Task directions:
Reproduce each line bearing the word "अरशद".

··· Material shown ···

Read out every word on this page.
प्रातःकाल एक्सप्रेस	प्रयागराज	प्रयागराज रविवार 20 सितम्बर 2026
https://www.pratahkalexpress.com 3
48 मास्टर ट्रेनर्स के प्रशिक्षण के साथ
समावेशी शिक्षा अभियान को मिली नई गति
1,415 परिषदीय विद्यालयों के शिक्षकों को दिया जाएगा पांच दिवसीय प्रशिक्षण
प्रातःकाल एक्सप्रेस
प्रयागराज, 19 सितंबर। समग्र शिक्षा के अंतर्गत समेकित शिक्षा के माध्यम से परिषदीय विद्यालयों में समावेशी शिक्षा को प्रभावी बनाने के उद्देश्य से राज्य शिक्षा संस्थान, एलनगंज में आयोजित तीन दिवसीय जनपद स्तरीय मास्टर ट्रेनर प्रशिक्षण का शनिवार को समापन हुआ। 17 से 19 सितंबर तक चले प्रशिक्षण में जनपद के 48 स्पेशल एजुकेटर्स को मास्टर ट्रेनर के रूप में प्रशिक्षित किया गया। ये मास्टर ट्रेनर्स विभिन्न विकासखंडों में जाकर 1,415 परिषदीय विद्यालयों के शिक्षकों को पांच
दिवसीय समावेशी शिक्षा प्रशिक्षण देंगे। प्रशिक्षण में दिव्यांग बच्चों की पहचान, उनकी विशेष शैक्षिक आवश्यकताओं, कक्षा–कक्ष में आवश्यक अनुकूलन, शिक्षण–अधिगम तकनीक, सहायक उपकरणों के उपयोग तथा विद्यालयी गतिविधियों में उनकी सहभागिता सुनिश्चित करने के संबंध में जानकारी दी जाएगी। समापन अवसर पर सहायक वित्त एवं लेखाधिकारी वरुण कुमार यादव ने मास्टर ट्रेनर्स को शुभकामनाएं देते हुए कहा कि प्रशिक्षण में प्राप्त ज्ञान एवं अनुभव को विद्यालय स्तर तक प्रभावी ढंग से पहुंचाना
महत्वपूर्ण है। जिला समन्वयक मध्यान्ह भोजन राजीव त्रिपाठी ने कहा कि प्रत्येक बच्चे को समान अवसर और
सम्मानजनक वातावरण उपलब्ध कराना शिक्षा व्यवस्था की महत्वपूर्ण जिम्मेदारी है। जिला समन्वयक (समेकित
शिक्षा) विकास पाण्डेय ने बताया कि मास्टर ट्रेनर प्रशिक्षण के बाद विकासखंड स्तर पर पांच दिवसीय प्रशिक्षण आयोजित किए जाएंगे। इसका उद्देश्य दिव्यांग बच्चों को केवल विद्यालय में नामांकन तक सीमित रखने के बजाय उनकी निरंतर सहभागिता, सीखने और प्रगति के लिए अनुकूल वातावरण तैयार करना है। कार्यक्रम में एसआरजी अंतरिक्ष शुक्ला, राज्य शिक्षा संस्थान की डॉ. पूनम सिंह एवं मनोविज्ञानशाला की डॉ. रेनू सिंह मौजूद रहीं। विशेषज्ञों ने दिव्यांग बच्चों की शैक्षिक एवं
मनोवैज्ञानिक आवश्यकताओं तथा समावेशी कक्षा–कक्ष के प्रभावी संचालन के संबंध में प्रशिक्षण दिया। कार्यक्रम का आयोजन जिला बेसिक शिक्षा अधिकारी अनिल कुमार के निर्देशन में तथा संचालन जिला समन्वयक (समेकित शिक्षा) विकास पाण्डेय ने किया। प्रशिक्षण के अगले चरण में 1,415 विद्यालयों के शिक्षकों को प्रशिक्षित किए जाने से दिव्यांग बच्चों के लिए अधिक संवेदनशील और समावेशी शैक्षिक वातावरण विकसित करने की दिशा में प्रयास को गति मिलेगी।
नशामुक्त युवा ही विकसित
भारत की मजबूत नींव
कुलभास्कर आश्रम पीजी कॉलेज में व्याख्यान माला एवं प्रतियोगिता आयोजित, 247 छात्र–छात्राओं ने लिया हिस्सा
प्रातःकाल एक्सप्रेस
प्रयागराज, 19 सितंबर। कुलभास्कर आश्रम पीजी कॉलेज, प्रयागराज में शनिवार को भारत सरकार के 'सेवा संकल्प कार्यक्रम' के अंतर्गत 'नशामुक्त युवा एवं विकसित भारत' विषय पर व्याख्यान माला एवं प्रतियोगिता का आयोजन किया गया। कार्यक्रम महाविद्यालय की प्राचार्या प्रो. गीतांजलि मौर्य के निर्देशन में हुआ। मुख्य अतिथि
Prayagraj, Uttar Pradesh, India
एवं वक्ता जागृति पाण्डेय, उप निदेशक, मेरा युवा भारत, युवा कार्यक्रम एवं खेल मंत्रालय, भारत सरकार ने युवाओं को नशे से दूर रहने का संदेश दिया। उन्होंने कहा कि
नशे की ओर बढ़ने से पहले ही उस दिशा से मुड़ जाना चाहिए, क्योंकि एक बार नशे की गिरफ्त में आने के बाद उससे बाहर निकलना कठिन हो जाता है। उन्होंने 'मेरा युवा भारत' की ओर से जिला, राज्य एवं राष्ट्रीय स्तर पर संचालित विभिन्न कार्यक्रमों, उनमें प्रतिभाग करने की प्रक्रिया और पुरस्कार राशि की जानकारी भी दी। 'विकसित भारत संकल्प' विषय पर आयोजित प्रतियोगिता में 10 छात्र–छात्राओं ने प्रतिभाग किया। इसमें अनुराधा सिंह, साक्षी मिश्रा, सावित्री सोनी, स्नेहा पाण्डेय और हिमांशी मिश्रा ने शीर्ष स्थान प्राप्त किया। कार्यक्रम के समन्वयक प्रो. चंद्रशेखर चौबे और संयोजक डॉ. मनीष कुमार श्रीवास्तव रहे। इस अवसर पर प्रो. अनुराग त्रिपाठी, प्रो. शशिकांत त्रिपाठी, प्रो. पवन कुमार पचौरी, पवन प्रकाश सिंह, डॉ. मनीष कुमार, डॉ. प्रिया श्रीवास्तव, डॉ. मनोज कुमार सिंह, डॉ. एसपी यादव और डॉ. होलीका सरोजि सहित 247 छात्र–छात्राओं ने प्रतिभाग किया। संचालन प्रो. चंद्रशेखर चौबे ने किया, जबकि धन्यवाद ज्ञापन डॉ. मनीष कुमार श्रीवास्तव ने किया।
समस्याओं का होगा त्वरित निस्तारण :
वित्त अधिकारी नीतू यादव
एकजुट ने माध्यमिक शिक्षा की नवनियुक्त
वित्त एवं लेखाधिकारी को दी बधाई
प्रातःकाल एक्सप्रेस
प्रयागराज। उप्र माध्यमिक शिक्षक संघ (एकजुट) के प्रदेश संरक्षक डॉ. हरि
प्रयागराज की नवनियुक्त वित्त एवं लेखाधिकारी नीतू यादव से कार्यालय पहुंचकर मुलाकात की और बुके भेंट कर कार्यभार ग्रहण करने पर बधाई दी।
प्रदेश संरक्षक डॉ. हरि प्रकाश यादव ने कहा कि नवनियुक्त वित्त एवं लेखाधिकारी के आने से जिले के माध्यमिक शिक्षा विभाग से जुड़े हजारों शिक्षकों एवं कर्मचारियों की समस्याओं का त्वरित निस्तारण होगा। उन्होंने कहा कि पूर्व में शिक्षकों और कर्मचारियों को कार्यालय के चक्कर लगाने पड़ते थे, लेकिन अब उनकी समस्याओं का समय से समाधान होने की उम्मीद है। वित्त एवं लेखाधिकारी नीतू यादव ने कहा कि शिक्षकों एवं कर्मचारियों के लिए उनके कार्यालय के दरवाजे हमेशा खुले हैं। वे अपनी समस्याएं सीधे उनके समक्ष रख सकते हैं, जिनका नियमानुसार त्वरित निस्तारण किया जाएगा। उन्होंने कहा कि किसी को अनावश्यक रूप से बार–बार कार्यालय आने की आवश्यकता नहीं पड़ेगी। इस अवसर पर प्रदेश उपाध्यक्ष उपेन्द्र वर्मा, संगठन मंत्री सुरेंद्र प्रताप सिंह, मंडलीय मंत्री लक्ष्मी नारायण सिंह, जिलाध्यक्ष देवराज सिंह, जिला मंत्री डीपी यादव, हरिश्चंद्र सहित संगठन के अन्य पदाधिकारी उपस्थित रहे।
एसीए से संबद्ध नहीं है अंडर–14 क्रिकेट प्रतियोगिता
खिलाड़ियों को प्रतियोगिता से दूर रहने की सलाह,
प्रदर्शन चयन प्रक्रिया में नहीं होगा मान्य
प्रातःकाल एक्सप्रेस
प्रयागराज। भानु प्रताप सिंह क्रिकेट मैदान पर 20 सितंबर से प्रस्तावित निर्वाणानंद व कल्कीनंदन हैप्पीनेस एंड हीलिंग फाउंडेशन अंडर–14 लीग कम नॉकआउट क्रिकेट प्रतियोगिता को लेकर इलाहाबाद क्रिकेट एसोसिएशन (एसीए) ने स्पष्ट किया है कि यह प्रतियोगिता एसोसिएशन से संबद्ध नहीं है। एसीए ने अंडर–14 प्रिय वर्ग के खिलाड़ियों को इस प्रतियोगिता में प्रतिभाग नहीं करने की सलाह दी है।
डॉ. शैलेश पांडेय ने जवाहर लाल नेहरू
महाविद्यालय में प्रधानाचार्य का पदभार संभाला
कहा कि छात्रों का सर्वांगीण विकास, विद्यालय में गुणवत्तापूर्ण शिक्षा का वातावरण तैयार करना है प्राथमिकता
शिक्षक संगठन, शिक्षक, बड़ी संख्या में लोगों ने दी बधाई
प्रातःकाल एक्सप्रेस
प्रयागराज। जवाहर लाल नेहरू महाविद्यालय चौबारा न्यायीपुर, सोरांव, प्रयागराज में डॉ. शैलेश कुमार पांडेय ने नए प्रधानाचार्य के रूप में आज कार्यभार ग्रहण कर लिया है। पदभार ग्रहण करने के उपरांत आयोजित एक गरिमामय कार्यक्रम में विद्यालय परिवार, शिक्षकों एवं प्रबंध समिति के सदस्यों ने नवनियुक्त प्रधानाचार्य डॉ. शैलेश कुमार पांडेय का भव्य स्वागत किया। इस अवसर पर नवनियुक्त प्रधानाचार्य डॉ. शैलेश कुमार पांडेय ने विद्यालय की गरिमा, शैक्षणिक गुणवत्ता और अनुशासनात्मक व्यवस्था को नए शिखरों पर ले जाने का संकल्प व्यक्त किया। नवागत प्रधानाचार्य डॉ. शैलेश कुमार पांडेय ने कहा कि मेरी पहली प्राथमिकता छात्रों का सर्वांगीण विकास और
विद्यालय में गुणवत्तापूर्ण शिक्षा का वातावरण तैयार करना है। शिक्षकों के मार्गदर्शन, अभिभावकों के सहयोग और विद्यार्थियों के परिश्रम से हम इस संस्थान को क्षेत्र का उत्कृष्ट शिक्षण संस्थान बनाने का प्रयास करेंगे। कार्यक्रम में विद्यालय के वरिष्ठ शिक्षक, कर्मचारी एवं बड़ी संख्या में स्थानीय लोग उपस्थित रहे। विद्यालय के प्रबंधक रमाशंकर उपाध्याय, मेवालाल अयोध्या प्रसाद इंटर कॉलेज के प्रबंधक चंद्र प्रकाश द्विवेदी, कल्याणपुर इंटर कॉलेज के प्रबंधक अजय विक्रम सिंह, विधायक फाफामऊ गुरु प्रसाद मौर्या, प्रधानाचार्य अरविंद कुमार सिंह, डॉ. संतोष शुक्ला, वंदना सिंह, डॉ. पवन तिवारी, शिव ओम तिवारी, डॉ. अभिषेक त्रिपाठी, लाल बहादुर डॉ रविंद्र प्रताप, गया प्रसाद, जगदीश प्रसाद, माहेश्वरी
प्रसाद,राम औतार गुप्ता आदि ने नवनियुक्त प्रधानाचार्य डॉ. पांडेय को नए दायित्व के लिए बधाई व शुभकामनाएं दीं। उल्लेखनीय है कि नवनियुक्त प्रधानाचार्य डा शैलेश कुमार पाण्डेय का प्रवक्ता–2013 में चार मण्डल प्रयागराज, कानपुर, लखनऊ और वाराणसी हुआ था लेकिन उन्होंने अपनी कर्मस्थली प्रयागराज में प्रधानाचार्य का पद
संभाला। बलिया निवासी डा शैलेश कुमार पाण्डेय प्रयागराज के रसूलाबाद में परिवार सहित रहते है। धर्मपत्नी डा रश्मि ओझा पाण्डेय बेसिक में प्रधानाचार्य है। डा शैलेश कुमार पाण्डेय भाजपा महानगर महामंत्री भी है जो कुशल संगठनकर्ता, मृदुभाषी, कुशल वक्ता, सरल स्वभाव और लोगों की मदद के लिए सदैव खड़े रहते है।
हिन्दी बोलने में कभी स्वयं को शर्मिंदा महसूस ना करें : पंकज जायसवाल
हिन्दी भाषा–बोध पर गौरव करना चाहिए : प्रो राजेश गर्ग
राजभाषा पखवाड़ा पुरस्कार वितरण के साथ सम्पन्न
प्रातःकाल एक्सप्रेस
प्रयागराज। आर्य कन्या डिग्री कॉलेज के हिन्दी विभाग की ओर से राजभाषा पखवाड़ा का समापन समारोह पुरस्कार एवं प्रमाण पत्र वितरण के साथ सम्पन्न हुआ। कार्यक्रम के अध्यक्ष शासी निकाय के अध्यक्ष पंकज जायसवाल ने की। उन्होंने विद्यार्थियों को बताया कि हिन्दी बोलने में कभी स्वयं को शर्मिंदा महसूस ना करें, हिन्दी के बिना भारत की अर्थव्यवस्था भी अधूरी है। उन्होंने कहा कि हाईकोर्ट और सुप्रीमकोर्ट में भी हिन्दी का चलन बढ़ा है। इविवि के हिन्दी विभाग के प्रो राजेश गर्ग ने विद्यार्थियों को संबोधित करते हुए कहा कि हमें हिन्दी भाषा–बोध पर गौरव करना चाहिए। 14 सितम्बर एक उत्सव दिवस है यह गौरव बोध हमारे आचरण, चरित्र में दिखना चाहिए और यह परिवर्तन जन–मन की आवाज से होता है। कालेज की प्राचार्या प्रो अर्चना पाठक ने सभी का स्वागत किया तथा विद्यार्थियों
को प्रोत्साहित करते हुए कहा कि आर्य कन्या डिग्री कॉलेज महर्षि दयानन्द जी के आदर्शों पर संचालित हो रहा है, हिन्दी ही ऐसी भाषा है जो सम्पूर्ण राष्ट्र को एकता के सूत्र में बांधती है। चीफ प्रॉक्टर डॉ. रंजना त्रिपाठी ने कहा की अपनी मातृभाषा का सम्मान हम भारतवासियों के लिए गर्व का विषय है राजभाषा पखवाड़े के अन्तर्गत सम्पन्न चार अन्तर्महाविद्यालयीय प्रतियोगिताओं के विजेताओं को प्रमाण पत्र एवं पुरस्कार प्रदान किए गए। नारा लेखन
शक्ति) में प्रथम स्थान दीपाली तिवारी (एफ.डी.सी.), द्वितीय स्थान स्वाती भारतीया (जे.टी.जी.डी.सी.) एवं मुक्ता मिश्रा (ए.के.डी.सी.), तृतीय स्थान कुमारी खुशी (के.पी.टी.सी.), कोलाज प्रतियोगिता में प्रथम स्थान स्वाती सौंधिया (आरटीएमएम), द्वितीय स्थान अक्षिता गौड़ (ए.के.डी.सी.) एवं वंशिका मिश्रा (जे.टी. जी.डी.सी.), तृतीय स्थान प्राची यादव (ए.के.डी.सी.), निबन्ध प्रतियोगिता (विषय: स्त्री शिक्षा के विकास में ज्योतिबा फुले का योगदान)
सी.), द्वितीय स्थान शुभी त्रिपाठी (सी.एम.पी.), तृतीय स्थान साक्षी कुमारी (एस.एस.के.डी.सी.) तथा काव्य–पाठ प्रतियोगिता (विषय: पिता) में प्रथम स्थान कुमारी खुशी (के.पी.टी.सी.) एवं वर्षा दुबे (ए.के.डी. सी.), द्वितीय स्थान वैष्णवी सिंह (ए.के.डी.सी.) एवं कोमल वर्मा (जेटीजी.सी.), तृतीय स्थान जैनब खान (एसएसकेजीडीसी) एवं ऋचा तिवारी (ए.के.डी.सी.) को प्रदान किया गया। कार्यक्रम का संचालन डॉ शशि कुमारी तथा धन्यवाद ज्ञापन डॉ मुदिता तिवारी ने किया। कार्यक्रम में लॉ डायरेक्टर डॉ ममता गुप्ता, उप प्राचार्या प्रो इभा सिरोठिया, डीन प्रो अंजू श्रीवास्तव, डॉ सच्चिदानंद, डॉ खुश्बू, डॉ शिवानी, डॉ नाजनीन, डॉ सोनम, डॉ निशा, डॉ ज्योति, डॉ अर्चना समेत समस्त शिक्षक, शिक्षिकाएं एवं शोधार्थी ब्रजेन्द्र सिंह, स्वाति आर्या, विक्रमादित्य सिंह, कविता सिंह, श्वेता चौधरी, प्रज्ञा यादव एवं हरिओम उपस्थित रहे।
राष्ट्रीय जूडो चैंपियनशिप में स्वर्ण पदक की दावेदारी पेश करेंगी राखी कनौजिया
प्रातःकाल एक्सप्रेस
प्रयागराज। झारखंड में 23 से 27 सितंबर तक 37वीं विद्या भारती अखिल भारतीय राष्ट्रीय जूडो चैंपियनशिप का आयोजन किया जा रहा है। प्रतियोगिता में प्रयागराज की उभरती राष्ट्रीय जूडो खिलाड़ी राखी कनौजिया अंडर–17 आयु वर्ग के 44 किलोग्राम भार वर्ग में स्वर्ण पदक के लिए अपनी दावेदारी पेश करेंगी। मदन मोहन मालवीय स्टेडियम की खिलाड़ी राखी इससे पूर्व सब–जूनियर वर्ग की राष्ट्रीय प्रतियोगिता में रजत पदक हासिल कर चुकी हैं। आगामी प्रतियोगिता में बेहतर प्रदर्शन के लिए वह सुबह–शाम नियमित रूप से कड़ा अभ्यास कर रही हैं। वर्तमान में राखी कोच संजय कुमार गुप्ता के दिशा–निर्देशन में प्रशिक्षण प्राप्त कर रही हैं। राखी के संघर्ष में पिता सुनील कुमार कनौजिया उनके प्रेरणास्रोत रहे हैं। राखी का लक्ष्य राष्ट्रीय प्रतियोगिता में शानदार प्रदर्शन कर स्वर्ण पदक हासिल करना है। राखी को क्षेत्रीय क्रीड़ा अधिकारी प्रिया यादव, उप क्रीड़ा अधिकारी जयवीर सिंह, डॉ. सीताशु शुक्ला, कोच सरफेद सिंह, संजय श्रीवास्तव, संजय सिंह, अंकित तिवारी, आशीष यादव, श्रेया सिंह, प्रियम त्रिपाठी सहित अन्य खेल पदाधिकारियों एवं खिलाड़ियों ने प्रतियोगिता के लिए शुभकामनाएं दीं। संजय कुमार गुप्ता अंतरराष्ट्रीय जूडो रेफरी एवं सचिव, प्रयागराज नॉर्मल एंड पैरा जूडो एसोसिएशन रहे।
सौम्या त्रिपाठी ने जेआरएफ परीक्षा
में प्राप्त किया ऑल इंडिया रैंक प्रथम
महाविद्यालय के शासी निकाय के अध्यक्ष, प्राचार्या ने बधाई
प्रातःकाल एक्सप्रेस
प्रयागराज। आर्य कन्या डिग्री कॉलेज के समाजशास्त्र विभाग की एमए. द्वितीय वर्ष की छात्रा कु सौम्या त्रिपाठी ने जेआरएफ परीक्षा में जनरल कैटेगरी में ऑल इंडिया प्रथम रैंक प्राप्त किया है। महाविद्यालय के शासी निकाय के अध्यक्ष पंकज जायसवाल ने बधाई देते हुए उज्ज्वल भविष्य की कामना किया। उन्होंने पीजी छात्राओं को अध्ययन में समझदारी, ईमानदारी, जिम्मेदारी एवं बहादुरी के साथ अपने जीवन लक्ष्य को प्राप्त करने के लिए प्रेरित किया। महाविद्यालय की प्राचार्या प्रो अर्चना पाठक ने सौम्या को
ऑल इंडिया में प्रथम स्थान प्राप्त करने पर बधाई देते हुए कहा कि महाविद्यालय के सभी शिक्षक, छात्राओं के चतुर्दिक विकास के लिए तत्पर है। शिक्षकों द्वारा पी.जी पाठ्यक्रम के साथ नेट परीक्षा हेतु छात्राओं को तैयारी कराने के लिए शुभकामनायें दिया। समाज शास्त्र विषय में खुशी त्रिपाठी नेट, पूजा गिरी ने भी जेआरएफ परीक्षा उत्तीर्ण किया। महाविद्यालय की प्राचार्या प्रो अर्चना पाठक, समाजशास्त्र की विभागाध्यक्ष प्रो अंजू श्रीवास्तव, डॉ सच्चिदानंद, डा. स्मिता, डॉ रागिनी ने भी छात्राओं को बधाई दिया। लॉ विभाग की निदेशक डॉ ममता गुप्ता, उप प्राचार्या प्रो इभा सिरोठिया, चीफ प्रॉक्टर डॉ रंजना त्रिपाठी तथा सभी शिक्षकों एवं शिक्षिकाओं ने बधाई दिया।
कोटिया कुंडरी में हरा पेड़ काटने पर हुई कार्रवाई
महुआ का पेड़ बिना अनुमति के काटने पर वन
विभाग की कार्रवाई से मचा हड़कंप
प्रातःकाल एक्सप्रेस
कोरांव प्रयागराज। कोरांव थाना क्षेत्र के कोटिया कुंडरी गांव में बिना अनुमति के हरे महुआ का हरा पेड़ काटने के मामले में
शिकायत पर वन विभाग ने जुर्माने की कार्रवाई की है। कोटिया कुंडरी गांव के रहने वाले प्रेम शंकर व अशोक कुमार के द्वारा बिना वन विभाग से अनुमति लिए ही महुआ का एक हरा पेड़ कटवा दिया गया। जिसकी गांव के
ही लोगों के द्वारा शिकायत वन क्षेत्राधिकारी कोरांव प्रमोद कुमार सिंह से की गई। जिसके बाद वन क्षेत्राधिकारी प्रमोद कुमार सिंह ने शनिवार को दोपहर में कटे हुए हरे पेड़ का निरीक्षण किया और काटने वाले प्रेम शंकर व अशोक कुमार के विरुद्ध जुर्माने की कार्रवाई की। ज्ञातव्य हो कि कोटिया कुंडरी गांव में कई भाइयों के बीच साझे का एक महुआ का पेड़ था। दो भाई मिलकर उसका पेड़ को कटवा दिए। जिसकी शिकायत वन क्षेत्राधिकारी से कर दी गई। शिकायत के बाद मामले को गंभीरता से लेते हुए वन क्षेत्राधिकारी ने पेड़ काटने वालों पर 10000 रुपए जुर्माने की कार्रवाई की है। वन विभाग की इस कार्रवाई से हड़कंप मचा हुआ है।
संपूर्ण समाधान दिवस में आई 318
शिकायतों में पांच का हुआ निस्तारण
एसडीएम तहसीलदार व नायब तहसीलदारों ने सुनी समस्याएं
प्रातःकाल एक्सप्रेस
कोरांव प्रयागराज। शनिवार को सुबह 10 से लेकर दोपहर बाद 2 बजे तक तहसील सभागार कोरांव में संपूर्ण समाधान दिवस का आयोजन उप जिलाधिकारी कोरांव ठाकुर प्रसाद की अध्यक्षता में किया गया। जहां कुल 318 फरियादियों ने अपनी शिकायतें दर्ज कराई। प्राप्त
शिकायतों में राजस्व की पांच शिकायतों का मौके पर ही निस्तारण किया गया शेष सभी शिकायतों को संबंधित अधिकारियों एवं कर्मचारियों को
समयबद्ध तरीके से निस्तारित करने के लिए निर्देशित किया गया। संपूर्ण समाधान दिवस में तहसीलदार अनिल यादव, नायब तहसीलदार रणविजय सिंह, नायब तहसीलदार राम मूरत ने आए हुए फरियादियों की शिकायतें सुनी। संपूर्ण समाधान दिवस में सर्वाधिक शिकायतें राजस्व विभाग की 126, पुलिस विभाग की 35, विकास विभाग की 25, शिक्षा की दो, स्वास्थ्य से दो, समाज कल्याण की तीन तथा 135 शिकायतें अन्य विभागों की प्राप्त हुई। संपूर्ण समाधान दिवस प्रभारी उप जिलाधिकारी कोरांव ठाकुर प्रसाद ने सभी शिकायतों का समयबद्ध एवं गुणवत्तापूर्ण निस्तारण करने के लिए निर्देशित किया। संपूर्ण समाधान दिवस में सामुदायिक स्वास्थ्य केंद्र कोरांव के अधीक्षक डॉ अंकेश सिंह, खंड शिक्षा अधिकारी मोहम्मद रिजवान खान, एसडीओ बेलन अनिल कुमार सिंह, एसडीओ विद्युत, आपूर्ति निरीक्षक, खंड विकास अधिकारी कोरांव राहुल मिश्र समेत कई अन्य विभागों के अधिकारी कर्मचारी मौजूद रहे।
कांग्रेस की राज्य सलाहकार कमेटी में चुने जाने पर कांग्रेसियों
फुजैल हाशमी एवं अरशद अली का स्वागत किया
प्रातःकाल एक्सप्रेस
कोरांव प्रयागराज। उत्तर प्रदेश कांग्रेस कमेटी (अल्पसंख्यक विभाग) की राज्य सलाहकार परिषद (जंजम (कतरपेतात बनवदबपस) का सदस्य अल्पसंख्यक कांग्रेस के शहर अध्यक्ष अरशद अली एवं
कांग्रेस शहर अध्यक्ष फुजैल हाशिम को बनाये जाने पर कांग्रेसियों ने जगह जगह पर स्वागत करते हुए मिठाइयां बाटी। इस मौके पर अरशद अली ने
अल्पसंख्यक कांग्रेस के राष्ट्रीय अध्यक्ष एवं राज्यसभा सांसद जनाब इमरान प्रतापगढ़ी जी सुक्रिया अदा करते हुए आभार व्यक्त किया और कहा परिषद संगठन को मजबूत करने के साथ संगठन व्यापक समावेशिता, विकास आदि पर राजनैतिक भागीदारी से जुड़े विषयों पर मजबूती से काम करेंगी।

···

The answer:
फुजैल हाशमी एवं अरशद अली का स्वागत किया
कोरांव प्रयागराज। उत्तर प्रदेश कांग्रेस कमेटी (अल्पसंख्यक विभाग) की राज्य सलाहकार परिषद (जंजम (कतरपेतात बनवदबपस) का सदस्य अल्पसंख्यक कांग्रेस के शहर अध्यक्ष अरशद अली एवं
कांग्रेस शहर अध्यक्ष फुजैल हाशिम को बनाये जाने पर कांग्रेसियों ने जगह जगह पर स्वागत करते हुए मिठाइयां बाटी। इस मौके पर अरशद अली ने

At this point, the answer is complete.